_WRITTEN EXERCISE:_ The records should be repeated word for word, pictures excluded.

_STORED RECORDS:_
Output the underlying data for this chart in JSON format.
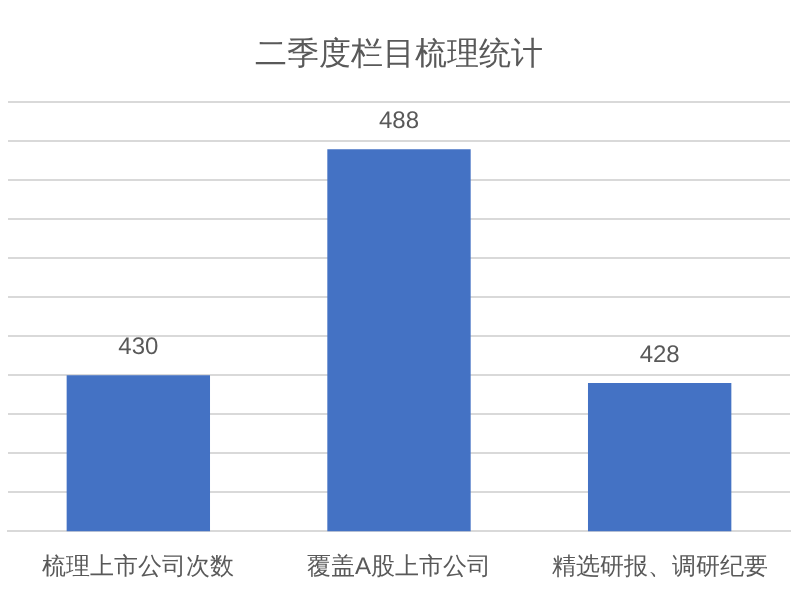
{
  "chart_data": {
    "type": "bar",
    "title": "二季度栏目梳理统计",
    "categories": [
      "梳理上市公司次数",
      "覆盖A股上市公司",
      "精选研报、调研纪要"
    ],
    "values": [
      430,
      488,
      428
    ],
    "color": "#4472c4",
    "ylim": [
      390,
      500
    ],
    "yticks": [
      {
        "value": 390,
        "label": null
      },
      {
        "value": 400,
        "label": null
      },
      {
        "value": 410,
        "label": null
      },
      {
        "value": 420,
        "label": null
      },
      {
        "value": 430,
        "label": null
      },
      {
        "value": 440,
        "label": null
      },
      {
        "value": 450,
        "label": null
      },
      {
        "value": 460,
        "label": null
      },
      {
        "value": 470,
        "label": null
      },
      {
        "value": 480,
        "label": null
      },
      {
        "value": 490,
        "label": null
      },
      {
        "value": 500,
        "label": null
      }
    ],
    "grid": "y",
    "tick_labels": "x",
    "data_labels": true
  }
}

_TASK OUTPUT:_
Output the underlying data for this chart in JSON format.
{
  "chart_data": {
    "type": "bar",
    "title": "二季度栏目梳理统计",
    "categories": [
      "梳理上市公司次数",
      "覆盖A股上市公司",
      "精选研报、调研纪要"
    ],
    "values": [
      430,
      488,
      428
    ],
    "color": "#4472c4",
    "ylim": [
      390,
      500
    ],
    "yticks": [
      {
        "value": 390,
        "label": null
      },
      {
        "value": 400,
        "label": null
      },
      {
        "value": 410,
        "label": null
      },
      {
        "value": 420,
        "label": null
      },
      {
        "value": 430,
        "label": null
      },
      {
        "value": 440,
        "label": null
      },
      {
        "value": 450,
        "label": null
      },
      {
        "value": 460,
        "label": null
      },
      {
        "value": 470,
        "label": null
      },
      {
        "value": 480,
        "label": null
      },
      {
        "value": 490,
        "label": null
      },
      {
        "value": 500,
        "label": null
      }
    ],
    "grid": "y",
    "tick_labels": "x",
    "data_labels": true
  }
}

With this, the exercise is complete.